- _SET PROBLEM_:
Print all of the lines exactly. Any picture among them stays out.

(Data records)
______________________________
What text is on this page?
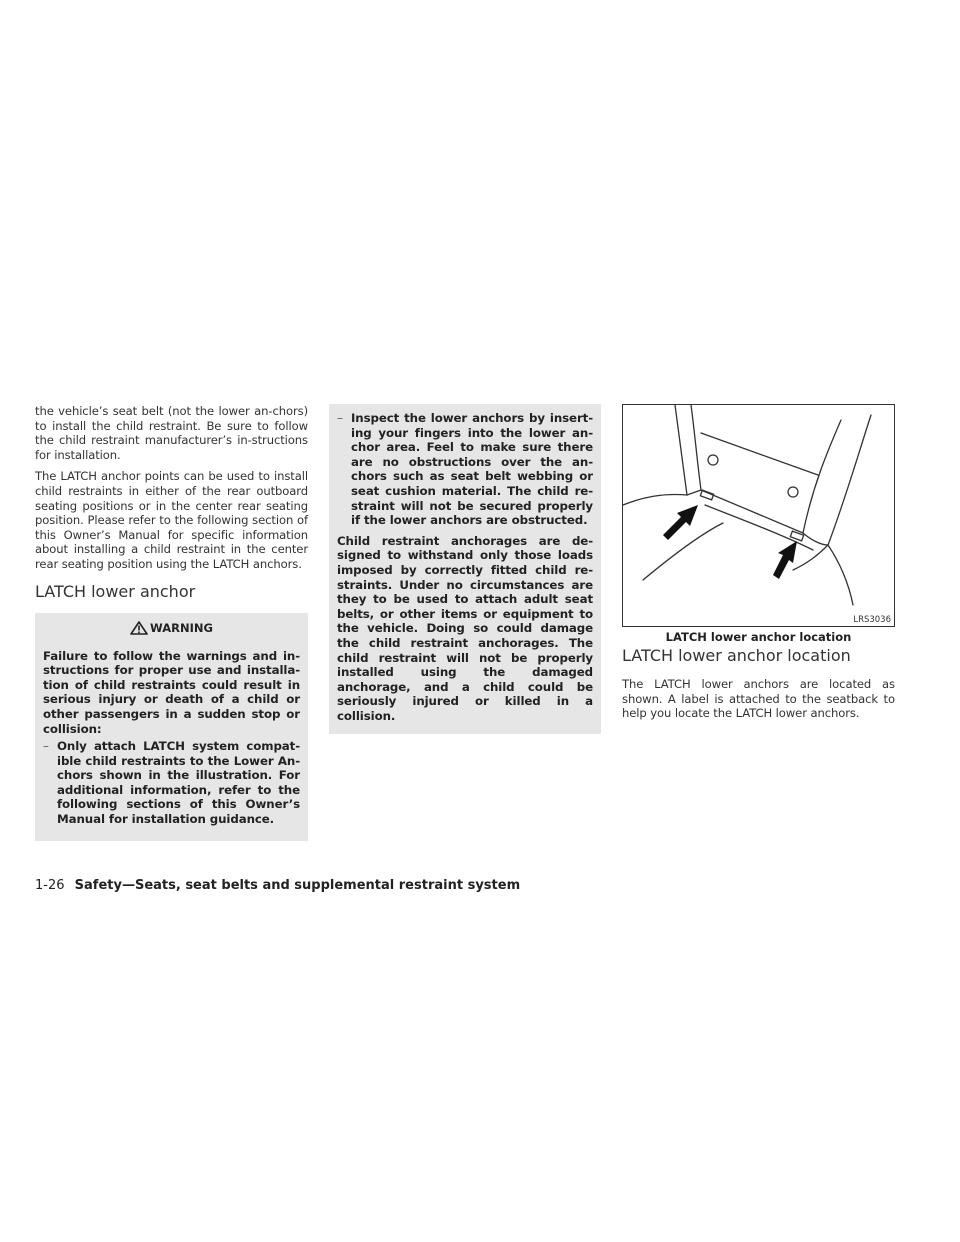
the vehicle’s seat belt (not the lower an-chors) to install the child restraint. Be sure to follow the child restraint manufacturer’s in-structions for installation.

The LATCH anchor points can be used to install child restraints in either of the rear outboard seating positions or in the center rear seating position. Please refer to the following section of this Owner’s Manual for specific information about installing a child restraint in the center rear seating position using the LATCH anchors.

LATCH lower anchor
WARNING

Failure to follow the warnings and in-structions for proper use and installa-tion of child restraints could result in serious injury or death of a child or other passengers in a sudden stop or collision:

– Only attach LATCH system compat-ible child restraints to the Lower An-chors shown in the illustration. For additional information, refer to the following sections of this Owner’s Manual for installation guidance.
– Inspect the lower anchors by insert-ing your fingers into the lower an-chor area. Feel to make sure there are no obstructions over the an-chors such as seat belt webbing or seat cushion material. The child re-straint will not be secured properly if the lower anchors are obstructed.

Child restraint anchorages are de-signed to withstand only those loads imposed by correctly fitted child re-straints. Under no circumstances are they to be used to attach adult seat belts, or other items or equipment to the vehicle. Doing so could damage the child restraint anchorages. The child restraint will not be properly installed using the damaged anchorage, and a child could be seriously injured or killed in a collision.

LRS3036
LATCH lower anchor location
LATCH lower anchor location

The LATCH lower anchors are located as shown. A label is attached to the seatback to help you locate the LATCH lower anchors.

1-26 Safety—Seats, seat belts and supplemental restraint system
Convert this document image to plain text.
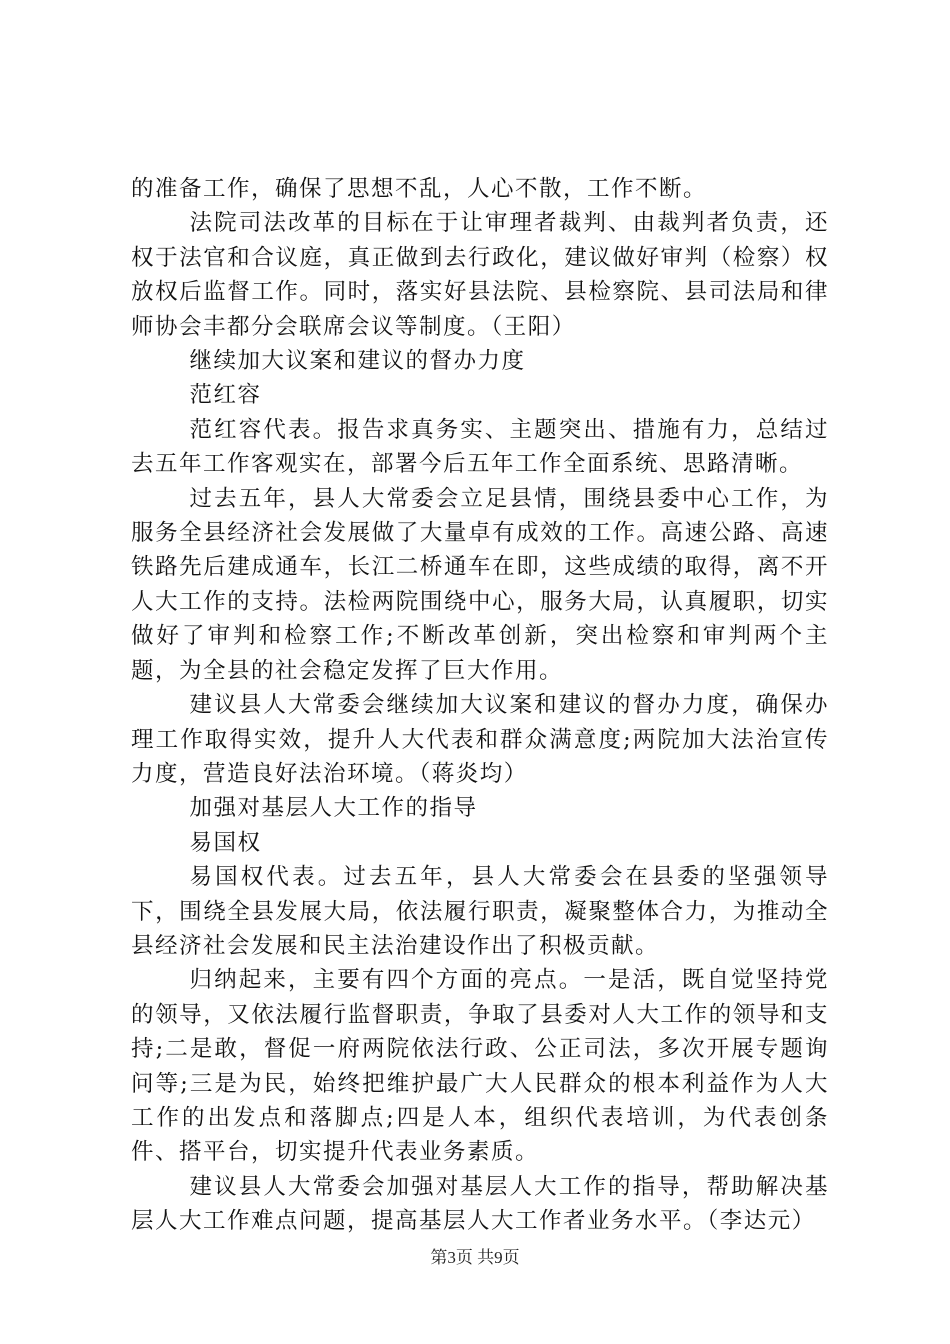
的准备工作，确保了思想不乱，人心不散，工作不断。

法院司法改革的目标在于让审理者裁判、由裁判者负责，还权于法官和合议庭，真正做到去行政化，建议做好审判（检察）权放权后监督工作。同时，落实好县法院、县检察院、县司法局和律师协会丰都分会联席会议等制度。（王阳）

继续加大议案和建议的督办力度

范红容

范红容代表。报告求真务实、主题突出、措施有力，总结过去五年工作客观实在，部署今后五年工作全面系统、思路清晰。

过去五年，县人大常委会立足县情，围绕县委中心工作，为服务全县经济社会发展做了大量卓有成效的工作。高速公路、高速铁路先后建成通车，长江二桥通车在即，这些成绩的取得，离不开人大工作的支持。法检两院围绕中心，服务大局，认真履职，切实做好了审判和检察工作;不断改革创新，突出检察和审判两个主题，为全县的社会稳定发挥了巨大作用。

建议县人大常委会继续加大议案和建议的督办力度，确保办理工作取得实效，提升人大代表和群众满意度;两院加大法治宣传力度，营造良好法治环境。（蒋炎均）

加强对基层人大工作的指导

易国权

易国权代表。过去五年，县人大常委会在县委的坚强领导下，围绕全县发展大局，依法履行职责，凝聚整体合力，为推动全县经济社会发展和民主法治建设作出了积极贡献。

归纳起来，主要有四个方面的亮点。一是活，既自觉坚持党的领导，又依法履行监督职责，争取了县委对人大工作的领导和支持;二是敢，督促一府两院依法行政、公正司法，多次开展专题询问等;三是为民，始终把维护最广大人民群众的根本利益作为人大工作的出发点和落脚点;四是人本，组织代表培训，为代表创条件、搭平台，切实提升代表业务素质。

建议县人大常委会加强对基层人大工作的指导，帮助解决基层人大工作难点问题，提高基层人大工作者业务水平。（李达元）

第3页 共9页
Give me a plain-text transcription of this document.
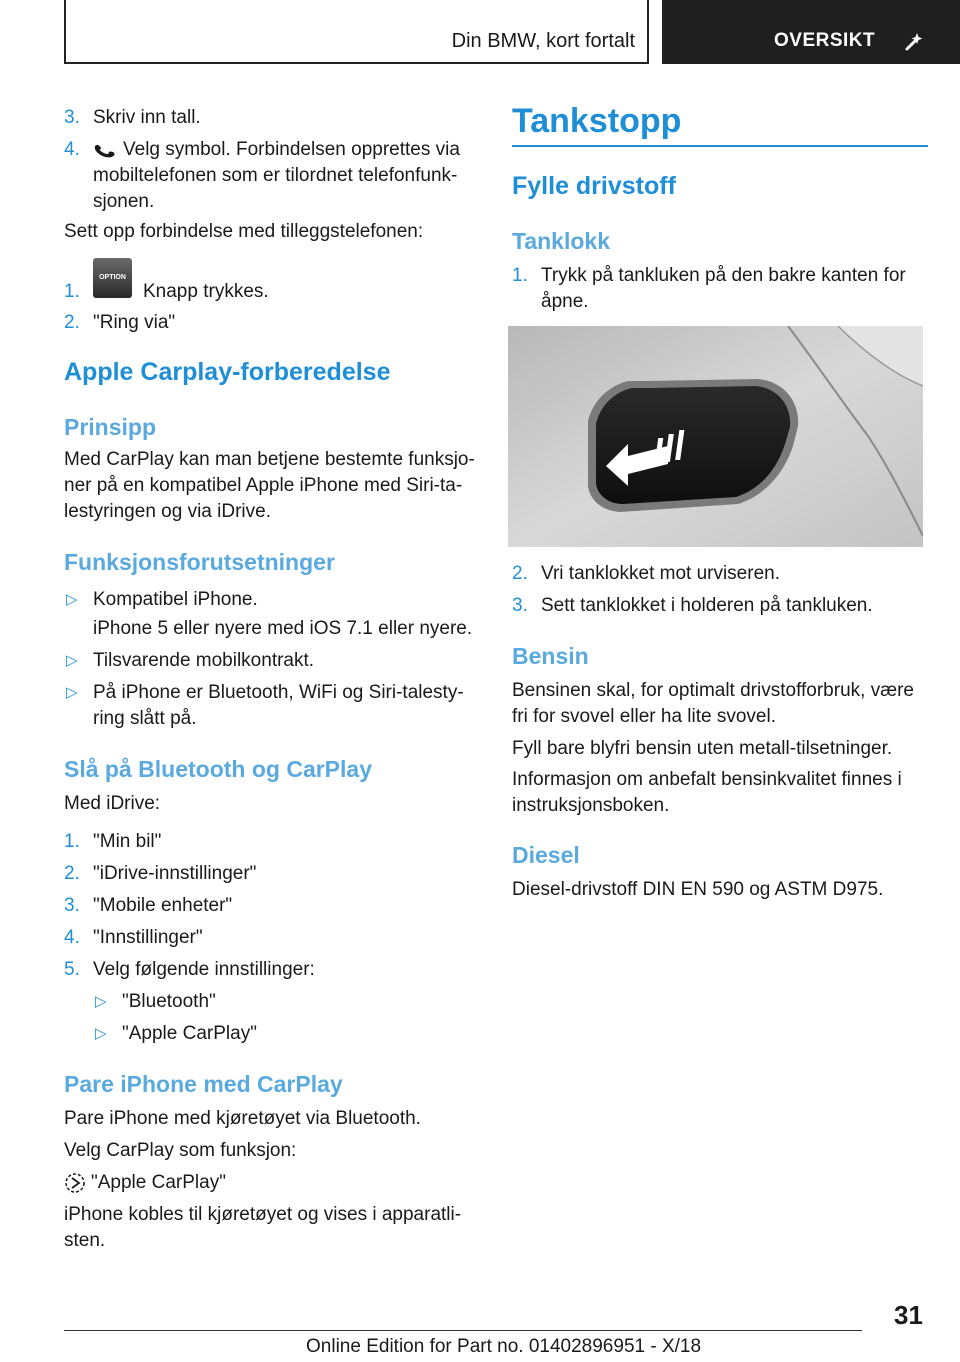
Din BMW, kort fortalt	OVERSIKT
3. Skriv inn tall.
4. Velg symbol. Forbindelsen opprettes via
mobiltelefonen som er tilordnet telefonfunk-
sjonen.
Sett opp forbindelse med tilleggstelefonen:
1.
OPTION
Knapp trykkes.
2. "Ring via"
Apple Carplay-forberedelse
Prinsipp
Med CarPlay kan man betjene bestemte funksjo-
ner på en kompatibel Apple iPhone med Siri-ta-
lestyringen og via iDrive.
Funksjonsforutsetninger
▷ Kompatibel iPhone.
iPhone 5 eller nyere med iOS 7.1 eller nyere.
▷ Tilsvarende mobilkontrakt.
▷ På iPhone er Bluetooth, WiFi og Siri-talesty-
ring slått på.
Slå på Bluetooth og CarPlay
Med iDrive:
1. "Min bil"
2. "iDrive-innstillinger"
3. "Mobile enheter"
4. "Innstillinger"
5. Velg følgende innstillinger:
▷ "Bluetooth"
▷ "Apple CarPlay"
Pare iPhone med CarPlay
Pare iPhone med kjøretøyet via Bluetooth.
Velg CarPlay som funksjon:
"Apple CarPlay"
iPhone kobles til kjøretøyet og vises i apparatli-
sten.
Tankstopp
Fylle drivstoff
Tanklokk
1. Trykk på tankluken på den bakre kanten for
åpne.
2. Vri tanklokket mot urviseren.
3. Sett tanklokket i holderen på tankluken.
Bensin
Bensinen skal, for optimalt drivstofforbruk, være
fri for svovel eller ha lite svovel.
Fyll bare blyfri bensin uten metall-tilsetninger.
Informasjon om anbefalt bensinkvalitet finnes i
instruksjonsboken.
Diesel
Diesel-drivstoff DIN EN 590 og ASTM D975.
31
Online Edition for Part no. 01402896951 - X/18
______________________________
- _ANSWER TO THIS PROBLEM_:
What text is on this page?
the vehicle’s seat belt (not the lower an-chors) to install the child restraint. Be sure to follow the child restraint manufacturer’s in-structions for installation.

The LATCH anchor points can be used to install child restraints in either of the rear outboard seating positions or in the center rear seating position. Please refer to the following section of this Owner’s Manual for specific information about installing a child restraint in the center rear seating position using the LATCH anchors.

LATCH lower anchor
WARNING

Failure to follow the warnings and in-structions for proper use and installa-tion of child restraints could result in serious injury or death of a child or other passengers in a sudden stop or collision:

– Only attach LATCH system compat-ible child restraints to the Lower An-chors shown in the illustration. For additional information, refer to the following sections of this Owner’s Manual for installation guidance.
– Inspect the lower anchors by insert-ing your fingers into the lower an-chor area. Feel to make sure there are no obstructions over the an-chors such as seat belt webbing or seat cushion material. The child re-straint will not be secured properly if the lower anchors are obstructed.

Child restraint anchorages are de-signed to withstand only those loads imposed by correctly fitted child re-straints. Under no circumstances are they to be used to attach adult seat belts, or other items or equipment to the vehicle. Doing so could damage the child restraint anchorages. The child restraint will not be properly installed using the damaged anchorage, and a child could be seriously injured or killed in a collision.

LRS3036
LATCH lower anchor location
LATCH lower anchor location

The LATCH lower anchors are located as shown. A label is attached to the seatback to help you locate the LATCH lower anchors.

1-26 Safety—Seats, seat belts and supplemental restraint system
Convert this document image to plain text.
的准备工作，确保了思想不乱，人心不散，工作不断。

法院司法改革的目标在于让审理者裁判、由裁判者负责，还权于法官和合议庭，真正做到去行政化，建议做好审判（检察）权放权后监督工作。同时，落实好县法院、县检察院、县司法局和律师协会丰都分会联席会议等制度。（王阳）

继续加大议案和建议的督办力度

范红容

范红容代表。报告求真务实、主题突出、措施有力，总结过去五年工作客观实在，部署今后五年工作全面系统、思路清晰。

过去五年，县人大常委会立足县情，围绕县委中心工作，为服务全县经济社会发展做了大量卓有成效的工作。高速公路、高速铁路先后建成通车，长江二桥通车在即，这些成绩的取得，离不开人大工作的支持。法检两院围绕中心，服务大局，认真履职，切实做好了审判和检察工作;不断改革创新，突出检察和审判两个主题，为全县的社会稳定发挥了巨大作用。

建议县人大常委会继续加大议案和建议的督办力度，确保办理工作取得实效，提升人大代表和群众满意度;两院加大法治宣传力度，营造良好法治环境。（蒋炎均）

加强对基层人大工作的指导

易国权

易国权代表。过去五年，县人大常委会在县委的坚强领导下，围绕全县发展大局，依法履行职责，凝聚整体合力，为推动全县经济社会发展和民主法治建设作出了积极贡献。

归纳起来，主要有四个方面的亮点。一是活，既自觉坚持党的领导，又依法履行监督职责，争取了县委对人大工作的领导和支持;二是敢，督促一府两院依法行政、公正司法，多次开展专题询问等;三是为民，始终把维护最广大人民群众的根本利益作为人大工作的出发点和落脚点;四是人本，组织代表培训，为代表创条件、搭平台，切实提升代表业务素质。

建议县人大常委会加强对基层人大工作的指导，帮助解决基层人大工作难点问题，提高基层人大工作者业务水平。（李达元）

第3页 共9页
Give me a plain-text transcription of this document.
Din BMW, kort fortalt	OVERSIKT
3. Skriv inn tall.
4. Velg symbol. Forbindelsen opprettes via
mobiltelefonen som er tilordnet telefonfunk-
sjonen.
Sett opp forbindelse med tilleggstelefonen:
1.
OPTION
Knapp trykkes.
2. "Ring via"
Apple Carplay-forberedelse
Prinsipp
Med CarPlay kan man betjene bestemte funksjo-
ner på en kompatibel Apple iPhone med Siri-ta-
lestyringen og via iDrive.
Funksjonsforutsetninger
▷ Kompatibel iPhone.
iPhone 5 eller nyere med iOS 7.1 eller nyere.
▷ Tilsvarende mobilkontrakt.
▷ På iPhone er Bluetooth, WiFi og Siri-talesty-
ring slått på.
Slå på Bluetooth og CarPlay
Med iDrive:
1. "Min bil"
2. "iDrive-innstillinger"
3. "Mobile enheter"
4. "Innstillinger"
5. Velg følgende innstillinger:
▷ "Bluetooth"
▷ "Apple CarPlay"
Pare iPhone med CarPlay
Pare iPhone med kjøretøyet via Bluetooth.
Velg CarPlay som funksjon:
"Apple CarPlay"
iPhone kobles til kjøretøyet og vises i apparatli-
sten.
Tankstopp
Fylle drivstoff
Tanklokk
1. Trykk på tankluken på den bakre kanten for
åpne.
2. Vri tanklokket mot urviseren.
3. Sett tanklokket i holderen på tankluken.
Bensin
Bensinen skal, for optimalt drivstofforbruk, være
fri for svovel eller ha lite svovel.
Fyll bare blyfri bensin uten metall-tilsetninger.
Informasjon om anbefalt bensinkvalitet finnes i
instruksjonsboken.
Diesel
Diesel-drivstoff DIN EN 590 og ASTM D975.
31
Online Edition for Part no. 01402896951 - X/18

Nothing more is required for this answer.